> [Task description]
Write down every entry below once more, exactly.

> [Records supplied]
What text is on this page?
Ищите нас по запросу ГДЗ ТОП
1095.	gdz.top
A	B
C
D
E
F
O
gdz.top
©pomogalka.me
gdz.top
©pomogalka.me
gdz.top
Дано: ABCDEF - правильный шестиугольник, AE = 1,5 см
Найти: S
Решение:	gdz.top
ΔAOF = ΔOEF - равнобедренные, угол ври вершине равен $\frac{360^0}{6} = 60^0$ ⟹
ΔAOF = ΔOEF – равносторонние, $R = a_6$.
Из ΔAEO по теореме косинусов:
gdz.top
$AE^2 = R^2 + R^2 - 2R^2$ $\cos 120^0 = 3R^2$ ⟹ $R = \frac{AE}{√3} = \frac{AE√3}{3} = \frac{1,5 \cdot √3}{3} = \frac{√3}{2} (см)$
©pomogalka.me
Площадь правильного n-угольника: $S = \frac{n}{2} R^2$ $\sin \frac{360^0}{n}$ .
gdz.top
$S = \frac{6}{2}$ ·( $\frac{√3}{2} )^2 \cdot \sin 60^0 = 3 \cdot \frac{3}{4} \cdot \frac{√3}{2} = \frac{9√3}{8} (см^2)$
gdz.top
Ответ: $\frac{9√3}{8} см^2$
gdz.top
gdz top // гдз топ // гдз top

> [Expected answer]
What text is on this page?
Ищите нас по запросу ГДЗ ТОП
1095.	gdz.top
A	B
C
D
E
F
O
gdz.top
©pomogalka.me
gdz.top
©pomogalka.me
gdz.top
Дано: ABCDEF - правильный шестиугольник, AE = 1,5 см
Найти: S
Решение:	gdz.top
ΔAOF = ΔOEF - равнобедренные, угол ври вершине равен $\frac{360^0}{6} = 60^0$ ⟹
ΔAOF = ΔOEF – равносторонние, $R = a_6$.
Из ΔAEO по теореме косинусов:
gdz.top
$AE^2 = R^2 + R^2 - 2R^2$ $\cos 120^0 = 3R^2$ ⟹ $R = \frac{AE}{√3} = \frac{AE√3}{3} = \frac{1,5 \cdot √3}{3} = \frac{√3}{2} (см)$
©pomogalka.me
Площадь правильного n-угольника: $S = \frac{n}{2} R^2$ $\sin \frac{360^0}{n}$ .
gdz.top
$S = \frac{6}{2}$ ·( $\frac{√3}{2} )^2 \cdot \sin 60^0 = 3 \cdot \frac{3}{4} \cdot \frac{√3}{2} = \frac{9√3}{8} (см^2)$
gdz.top
Ответ: $\frac{9√3}{8} см^2$
gdz.top
gdz top // гдз топ // гдз top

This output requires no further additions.